## SET EXERCISE
Extract all of the entries and set them down verbatim.
--------
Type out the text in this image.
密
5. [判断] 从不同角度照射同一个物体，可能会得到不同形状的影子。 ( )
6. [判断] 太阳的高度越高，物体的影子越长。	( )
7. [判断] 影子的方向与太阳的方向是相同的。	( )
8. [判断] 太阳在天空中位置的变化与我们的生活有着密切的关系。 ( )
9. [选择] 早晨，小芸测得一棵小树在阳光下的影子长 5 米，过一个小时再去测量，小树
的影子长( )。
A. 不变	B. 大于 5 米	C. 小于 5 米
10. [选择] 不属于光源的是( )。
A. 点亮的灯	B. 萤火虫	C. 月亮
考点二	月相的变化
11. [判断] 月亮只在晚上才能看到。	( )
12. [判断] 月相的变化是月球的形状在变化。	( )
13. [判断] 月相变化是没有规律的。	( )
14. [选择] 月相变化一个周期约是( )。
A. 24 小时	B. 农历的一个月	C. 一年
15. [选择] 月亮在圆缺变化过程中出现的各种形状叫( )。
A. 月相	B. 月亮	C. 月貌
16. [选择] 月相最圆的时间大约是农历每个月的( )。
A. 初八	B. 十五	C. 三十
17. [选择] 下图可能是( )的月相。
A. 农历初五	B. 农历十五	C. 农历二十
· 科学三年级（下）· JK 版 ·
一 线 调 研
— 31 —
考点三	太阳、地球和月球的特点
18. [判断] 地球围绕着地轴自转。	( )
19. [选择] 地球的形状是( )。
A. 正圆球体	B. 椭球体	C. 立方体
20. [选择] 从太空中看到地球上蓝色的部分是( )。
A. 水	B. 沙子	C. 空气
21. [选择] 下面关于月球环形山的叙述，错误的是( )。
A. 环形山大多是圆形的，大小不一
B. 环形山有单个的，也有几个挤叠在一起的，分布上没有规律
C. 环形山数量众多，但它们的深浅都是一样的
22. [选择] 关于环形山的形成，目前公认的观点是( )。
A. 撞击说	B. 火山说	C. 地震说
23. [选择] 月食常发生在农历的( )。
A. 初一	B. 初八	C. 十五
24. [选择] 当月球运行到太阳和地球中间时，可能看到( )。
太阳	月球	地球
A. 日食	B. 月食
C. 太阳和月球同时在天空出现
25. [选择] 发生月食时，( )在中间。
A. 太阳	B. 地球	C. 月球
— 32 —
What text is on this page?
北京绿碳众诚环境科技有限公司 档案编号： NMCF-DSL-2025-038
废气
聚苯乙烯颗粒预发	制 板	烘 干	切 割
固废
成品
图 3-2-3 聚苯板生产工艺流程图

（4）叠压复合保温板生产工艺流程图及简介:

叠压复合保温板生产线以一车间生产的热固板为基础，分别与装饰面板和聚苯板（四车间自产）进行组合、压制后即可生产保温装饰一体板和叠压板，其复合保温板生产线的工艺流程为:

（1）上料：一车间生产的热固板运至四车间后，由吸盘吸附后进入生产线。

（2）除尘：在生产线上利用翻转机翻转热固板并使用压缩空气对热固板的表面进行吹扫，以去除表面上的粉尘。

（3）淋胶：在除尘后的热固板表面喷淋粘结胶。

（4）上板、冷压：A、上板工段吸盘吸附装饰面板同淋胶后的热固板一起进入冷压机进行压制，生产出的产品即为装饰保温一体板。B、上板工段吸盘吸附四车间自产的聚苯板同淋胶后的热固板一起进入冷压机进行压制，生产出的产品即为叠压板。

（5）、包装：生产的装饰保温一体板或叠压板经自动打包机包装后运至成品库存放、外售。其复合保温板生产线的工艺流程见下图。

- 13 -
--------
## SOLUTION TO THE PROBLEM
Type out the text in this image.
密
5. [判断] 从不同角度照射同一个物体，可能会得到不同形状的影子。 ( )
6. [判断] 太阳的高度越高，物体的影子越长。	( )
7. [判断] 影子的方向与太阳的方向是相同的。	( )
8. [判断] 太阳在天空中位置的变化与我们的生活有着密切的关系。 ( )
9. [选择] 早晨，小芸测得一棵小树在阳光下的影子长 5 米，过一个小时再去测量，小树
的影子长( )。
A. 不变	B. 大于 5 米	C. 小于 5 米
10. [选择] 不属于光源的是( )。
A. 点亮的灯	B. 萤火虫	C. 月亮
考点二	月相的变化
11. [判断] 月亮只在晚上才能看到。	( )
12. [判断] 月相的变化是月球的形状在变化。	( )
13. [判断] 月相变化是没有规律的。	( )
14. [选择] 月相变化一个周期约是( )。
A. 24 小时	B. 农历的一个月	C. 一年
15. [选择] 月亮在圆缺变化过程中出现的各种形状叫( )。
A. 月相	B. 月亮	C. 月貌
16. [选择] 月相最圆的时间大约是农历每个月的( )。
A. 初八	B. 十五	C. 三十
17. [选择] 下图可能是( )的月相。
A. 农历初五	B. 农历十五	C. 农历二十
· 科学三年级（下）· JK 版 ·
一 线 调 研
— 31 —
考点三	太阳、地球和月球的特点
18. [判断] 地球围绕着地轴自转。	( )
19. [选择] 地球的形状是( )。
A. 正圆球体	B. 椭球体	C. 立方体
20. [选择] 从太空中看到地球上蓝色的部分是( )。
A. 水	B. 沙子	C. 空气
21. [选择] 下面关于月球环形山的叙述，错误的是( )。
A. 环形山大多是圆形的，大小不一
B. 环形山有单个的，也有几个挤叠在一起的，分布上没有规律
C. 环形山数量众多，但它们的深浅都是一样的
22. [选择] 关于环形山的形成，目前公认的观点是( )。
A. 撞击说	B. 火山说	C. 地震说
23. [选择] 月食常发生在农历的( )。
A. 初一	B. 初八	C. 十五
24. [选择] 当月球运行到太阳和地球中间时，可能看到( )。
太阳	月球	地球
A. 日食	B. 月食
C. 太阳和月球同时在天空出现
25. [选择] 发生月食时，( )在中间。
A. 太阳	B. 地球	C. 月球
— 32 —
What text is on this page?
北京绿碳众诚环境科技有限公司 档案编号： NMCF-DSL-2025-038
废气
聚苯乙烯颗粒预发	制 板	烘 干	切 割
固废
成品
图 3-2-3 聚苯板生产工艺流程图

（4）叠压复合保温板生产工艺流程图及简介:

叠压复合保温板生产线以一车间生产的热固板为基础，分别与装饰面板和聚苯板（四车间自产）进行组合、压制后即可生产保温装饰一体板和叠压板，其复合保温板生产线的工艺流程为:

（1）上料：一车间生产的热固板运至四车间后，由吸盘吸附后进入生产线。

（2）除尘：在生产线上利用翻转机翻转热固板并使用压缩空气对热固板的表面进行吹扫，以去除表面上的粉尘。

（3）淋胶：在除尘后的热固板表面喷淋粘结胶。

（4）上板、冷压：A、上板工段吸盘吸附装饰面板同淋胶后的热固板一起进入冷压机进行压制，生产出的产品即为装饰保温一体板。B、上板工段吸盘吸附四车间自产的聚苯板同淋胶后的热固板一起进入冷压机进行压制，生产出的产品即为叠压板。

（5）、包装：生产的装饰保温一体板或叠压板经自动打包机包装后运至成品库存放、外售。其复合保温板生产线的工艺流程见下图。

- 13 -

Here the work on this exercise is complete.